§ **Provided records**
-- start --
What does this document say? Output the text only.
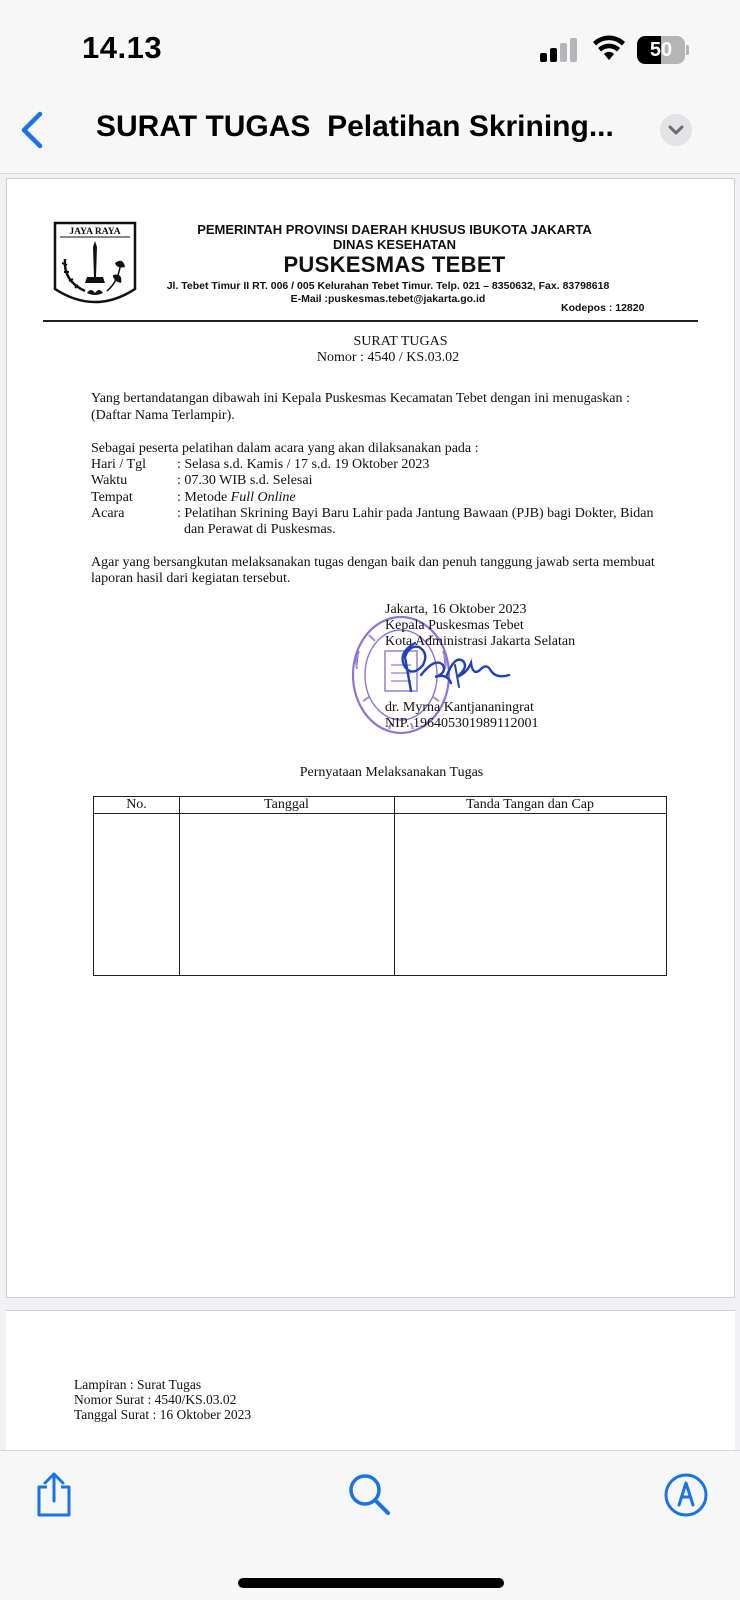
14.13	50
SURAT TUGAS  Pelatihan Skrining...
JAYA RAYA	PEMERINTAH PROVINSI DAERAH KHUSUS IBUKOTA JAKARTA
DINAS KESEHATAN
PUSKESMAS TEBET
Jl. Tebet Timur II RT. 006 / 005 Kelurahan Tebet Timur. Telp. 021 – 8350632, Fax. 83798618
E-Mail :puskesmas.tebet@jakarta.go.id
Kodepos : 12820
SURAT TUGAS
Nomor : 4540 / KS.03.02
Yang bertandatangan dibawah ini Kepala Puskesmas Kecamatan Tebet dengan ini menugaskan :
(Daftar Nama Terlampir).
Sebagai peserta pelatihan dalam acara yang akan dilaksanakan pada :
Hari / Tgl : Selasa s.d. Kamis / 17 s.d. 19 Oktober 2023
Waktu	: 07.30 WIB s.d. Selesai
Tempat	: Metode Full Online
Acara	: Pelatihan Skrining Bayi Baru Lahir pada Jantung Bawaan (PJB) bagi Dokter, Bidan
dan Perawat di Puskesmas.
Agar yang bersangkutan melaksanakan tugas dengan baik dan penuh tanggung jawab serta membuat
laporan hasil dari kegiatan tersebut.
Jakarta, 16 Oktober 2023
Kepala Puskesmas Tebet
Kota Administrasi Jakarta Selatan
dr. Myrna Kantjananingrat
NIP. 196405301989112001
Pernyataan Melaksanakan Tugas
No.	Tanggal	Tanda Tangan dan Cap
Lampiran : Surat Tugas
Nomor Surat : 4540/KS.03.02
Tanggal Surat : 16 Oktober 2023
-- end --
§ **Exercise requirements**
Collect, from the material above, every line containing the word "Oktober".

§ **Response to this exercise**
Hari / Tgl : Selasa s.d. Kamis / 17 s.d. 19 Oktober 2023
Jakarta, 16 Oktober 2023
Tanggal Surat : 16 Oktober 2023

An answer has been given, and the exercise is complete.